▸ WHAT IS ASKED: All lines from the line containing "Give me a plain-text" up to and including the last line of the listing below should be echoed exactly; no other lines belong in the response.

▼

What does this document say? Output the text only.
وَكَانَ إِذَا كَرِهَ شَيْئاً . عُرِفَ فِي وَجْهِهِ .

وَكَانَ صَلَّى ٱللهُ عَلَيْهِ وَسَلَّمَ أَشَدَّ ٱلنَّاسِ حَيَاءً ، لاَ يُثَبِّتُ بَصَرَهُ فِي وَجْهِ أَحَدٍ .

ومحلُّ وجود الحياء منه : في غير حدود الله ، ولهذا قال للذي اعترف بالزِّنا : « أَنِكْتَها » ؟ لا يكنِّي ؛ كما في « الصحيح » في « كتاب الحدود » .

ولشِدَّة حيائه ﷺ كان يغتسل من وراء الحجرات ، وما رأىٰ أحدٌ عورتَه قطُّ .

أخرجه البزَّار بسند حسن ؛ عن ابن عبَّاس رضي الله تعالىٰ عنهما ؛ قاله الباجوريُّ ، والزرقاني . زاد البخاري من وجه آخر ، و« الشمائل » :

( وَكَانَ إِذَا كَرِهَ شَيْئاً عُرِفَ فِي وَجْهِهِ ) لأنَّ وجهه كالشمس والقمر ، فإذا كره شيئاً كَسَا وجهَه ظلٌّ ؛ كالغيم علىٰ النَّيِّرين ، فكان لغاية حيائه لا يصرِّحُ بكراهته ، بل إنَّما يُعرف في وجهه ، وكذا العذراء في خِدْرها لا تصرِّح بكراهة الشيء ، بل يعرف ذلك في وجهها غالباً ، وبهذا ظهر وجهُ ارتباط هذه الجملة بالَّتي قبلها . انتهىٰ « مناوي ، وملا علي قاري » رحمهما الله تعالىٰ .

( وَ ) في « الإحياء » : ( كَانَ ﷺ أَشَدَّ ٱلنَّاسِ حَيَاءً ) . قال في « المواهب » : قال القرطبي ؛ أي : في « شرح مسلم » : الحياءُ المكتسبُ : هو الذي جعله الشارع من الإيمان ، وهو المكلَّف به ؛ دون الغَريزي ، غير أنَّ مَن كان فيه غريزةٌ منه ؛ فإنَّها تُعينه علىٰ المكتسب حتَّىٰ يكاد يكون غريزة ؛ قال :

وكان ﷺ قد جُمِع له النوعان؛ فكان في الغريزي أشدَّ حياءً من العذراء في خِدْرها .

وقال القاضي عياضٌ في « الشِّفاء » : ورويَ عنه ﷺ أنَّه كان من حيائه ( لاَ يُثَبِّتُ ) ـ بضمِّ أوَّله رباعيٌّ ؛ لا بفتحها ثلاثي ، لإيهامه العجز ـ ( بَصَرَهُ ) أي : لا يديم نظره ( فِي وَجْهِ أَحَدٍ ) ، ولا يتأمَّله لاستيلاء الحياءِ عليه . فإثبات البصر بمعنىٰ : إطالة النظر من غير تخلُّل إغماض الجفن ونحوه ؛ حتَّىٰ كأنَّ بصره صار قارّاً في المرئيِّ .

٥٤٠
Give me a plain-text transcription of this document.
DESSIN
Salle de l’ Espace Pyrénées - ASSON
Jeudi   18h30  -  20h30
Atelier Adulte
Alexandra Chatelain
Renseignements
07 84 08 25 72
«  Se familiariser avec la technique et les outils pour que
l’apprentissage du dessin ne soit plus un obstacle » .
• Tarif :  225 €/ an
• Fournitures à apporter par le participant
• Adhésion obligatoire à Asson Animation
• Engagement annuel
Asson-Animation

▲

▸ FINAL RESULT:
Give me a plain-text transcription of this document.
DESSIN
Salle de l’ Espace Pyrénées - ASSON
Jeudi   18h30  -  20h30
Atelier Adulte
Alexandra Chatelain
Renseignements
07 84 08 25 72
«  Se familiariser avec la technique et les outils pour que
l’apprentissage du dessin ne soit plus un obstacle » .
• Tarif :  225 €/ an
• Fournitures à apporter par le participant
• Adhésion obligatoire à Asson Animation
• Engagement annuel
Asson-Animation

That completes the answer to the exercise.